§ **Exercise instructions**: The records follow. Give them all back exactly.

** Opening Material supplied block **

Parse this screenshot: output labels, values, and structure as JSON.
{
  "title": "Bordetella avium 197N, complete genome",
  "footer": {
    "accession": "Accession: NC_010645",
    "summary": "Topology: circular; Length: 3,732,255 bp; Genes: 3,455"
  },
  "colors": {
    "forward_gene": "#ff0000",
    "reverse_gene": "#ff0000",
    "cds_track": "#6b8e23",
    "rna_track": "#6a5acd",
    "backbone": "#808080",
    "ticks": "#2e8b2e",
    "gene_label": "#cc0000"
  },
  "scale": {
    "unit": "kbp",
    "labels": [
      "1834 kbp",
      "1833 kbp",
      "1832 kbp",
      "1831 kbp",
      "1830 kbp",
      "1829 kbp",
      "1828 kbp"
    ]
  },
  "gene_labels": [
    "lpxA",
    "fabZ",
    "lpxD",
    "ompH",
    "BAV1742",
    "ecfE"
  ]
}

** Closing Material supplied block **

§ **Response below**:
Parse this screenshot: output labels, values, and structure as JSON.
{
  "title": "Bordetella avium 197N, complete genome",
  "footer": {
    "accession": "Accession: NC_010645",
    "summary": "Topology: circular; Length: 3,732,255 bp; Genes: 3,455"
  },
  "colors": {
    "forward_gene": "#ff0000",
    "reverse_gene": "#ff0000",
    "cds_track": "#6b8e23",
    "rna_track": "#6a5acd",
    "backbone": "#808080",
    "ticks": "#2e8b2e",
    "gene_label": "#cc0000"
  },
  "scale": {
    "unit": "kbp",
    "labels": [
      "1834 kbp",
      "1833 kbp",
      "1832 kbp",
      "1831 kbp",
      "1830 kbp",
      "1829 kbp",
      "1828 kbp"
    ]
  },
  "gene_labels": [
    "lpxA",
    "fabZ",
    "lpxD",
    "ompH",
    "BAV1742",
    "ecfE"
  ]
}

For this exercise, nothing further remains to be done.